## start DATA RECORDS

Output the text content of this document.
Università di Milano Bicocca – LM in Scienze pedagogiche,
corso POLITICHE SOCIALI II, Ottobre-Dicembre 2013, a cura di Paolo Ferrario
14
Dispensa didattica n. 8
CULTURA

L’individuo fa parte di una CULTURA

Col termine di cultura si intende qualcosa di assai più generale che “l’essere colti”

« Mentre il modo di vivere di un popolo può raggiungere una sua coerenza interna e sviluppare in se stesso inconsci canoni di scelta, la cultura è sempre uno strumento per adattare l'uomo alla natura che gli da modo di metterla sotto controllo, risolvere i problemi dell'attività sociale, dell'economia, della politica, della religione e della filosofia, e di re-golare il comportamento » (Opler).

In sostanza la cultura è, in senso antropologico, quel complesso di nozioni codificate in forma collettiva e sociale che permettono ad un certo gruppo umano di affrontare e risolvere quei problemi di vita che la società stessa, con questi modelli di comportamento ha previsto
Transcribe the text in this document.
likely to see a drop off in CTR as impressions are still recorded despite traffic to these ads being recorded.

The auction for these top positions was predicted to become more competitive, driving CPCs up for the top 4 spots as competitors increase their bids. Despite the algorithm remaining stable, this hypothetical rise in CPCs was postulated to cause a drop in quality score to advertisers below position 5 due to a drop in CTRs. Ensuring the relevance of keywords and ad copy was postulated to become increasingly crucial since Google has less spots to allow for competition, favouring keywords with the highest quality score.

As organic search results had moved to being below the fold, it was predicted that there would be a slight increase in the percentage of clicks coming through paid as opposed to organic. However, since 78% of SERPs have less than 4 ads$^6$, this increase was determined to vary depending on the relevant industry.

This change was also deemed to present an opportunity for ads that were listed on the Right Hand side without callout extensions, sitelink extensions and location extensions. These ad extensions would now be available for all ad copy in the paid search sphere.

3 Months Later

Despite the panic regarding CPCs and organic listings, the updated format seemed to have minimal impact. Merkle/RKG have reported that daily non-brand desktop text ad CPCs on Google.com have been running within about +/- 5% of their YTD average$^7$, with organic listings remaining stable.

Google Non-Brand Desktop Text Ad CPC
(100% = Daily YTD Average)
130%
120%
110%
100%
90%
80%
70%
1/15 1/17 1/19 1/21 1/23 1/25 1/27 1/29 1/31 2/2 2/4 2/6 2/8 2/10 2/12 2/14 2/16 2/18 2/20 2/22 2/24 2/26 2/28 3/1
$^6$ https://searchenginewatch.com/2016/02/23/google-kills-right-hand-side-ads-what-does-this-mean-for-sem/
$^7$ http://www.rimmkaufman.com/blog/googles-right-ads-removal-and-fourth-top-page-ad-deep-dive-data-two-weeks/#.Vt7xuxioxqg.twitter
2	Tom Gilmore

## end DATA RECORDS

▶ [STATED PROBLEM]: Retype the whole listing above exactly.

▶ [REPLY]:
Output the text content of this document.
Università di Milano Bicocca – LM in Scienze pedagogiche,
corso POLITICHE SOCIALI II, Ottobre-Dicembre 2013, a cura di Paolo Ferrario
14
Dispensa didattica n. 8
CULTURA

L’individuo fa parte di una CULTURA

Col termine di cultura si intende qualcosa di assai più generale che “l’essere colti”

« Mentre il modo di vivere di un popolo può raggiungere una sua coerenza interna e sviluppare in se stesso inconsci canoni di scelta, la cultura è sempre uno strumento per adattare l'uomo alla natura che gli da modo di metterla sotto controllo, risolvere i problemi dell'attività sociale, dell'economia, della politica, della religione e della filosofia, e di re-golare il comportamento » (Opler).

In sostanza la cultura è, in senso antropologico, quel complesso di nozioni codificate in forma collettiva e sociale che permettono ad un certo gruppo umano di affrontare e risolvere quei problemi di vita che la società stessa, con questi modelli di comportamento ha previsto
Transcribe the text in this document.
likely to see a drop off in CTR as impressions are still recorded despite traffic to these ads being recorded.

The auction for these top positions was predicted to become more competitive, driving CPCs up for the top 4 spots as competitors increase their bids. Despite the algorithm remaining stable, this hypothetical rise in CPCs was postulated to cause a drop in quality score to advertisers below position 5 due to a drop in CTRs. Ensuring the relevance of keywords and ad copy was postulated to become increasingly crucial since Google has less spots to allow for competition, favouring keywords with the highest quality score.

As organic search results had moved to being below the fold, it was predicted that there would be a slight increase in the percentage of clicks coming through paid as opposed to organic. However, since 78% of SERPs have less than 4 ads$^6$, this increase was determined to vary depending on the relevant industry.

This change was also deemed to present an opportunity for ads that were listed on the Right Hand side without callout extensions, sitelink extensions and location extensions. These ad extensions would now be available for all ad copy in the paid search sphere.

3 Months Later

Despite the panic regarding CPCs and organic listings, the updated format seemed to have minimal impact. Merkle/RKG have reported that daily non-brand desktop text ad CPCs on Google.com have been running within about +/- 5% of their YTD average$^7$, with organic listings remaining stable.

Google Non-Brand Desktop Text Ad CPC
(100% = Daily YTD Average)
130%
120%
110%
100%
90%
80%
70%
1/15 1/17 1/19 1/21 1/23 1/25 1/27 1/29 1/31 2/2 2/4 2/6 2/8 2/10 2/12 2/14 2/16 2/18 2/20 2/22 2/24 2/26 2/28 3/1
$^6$ https://searchenginewatch.com/2016/02/23/google-kills-right-hand-side-ads-what-does-this-mean-for-sem/
$^7$ http://www.rimmkaufman.com/blog/googles-right-ads-removal-and-fourth-top-page-ad-deep-dive-data-two-weeks/#.Vt7xuxioxqg.twitter
2	Tom Gilmore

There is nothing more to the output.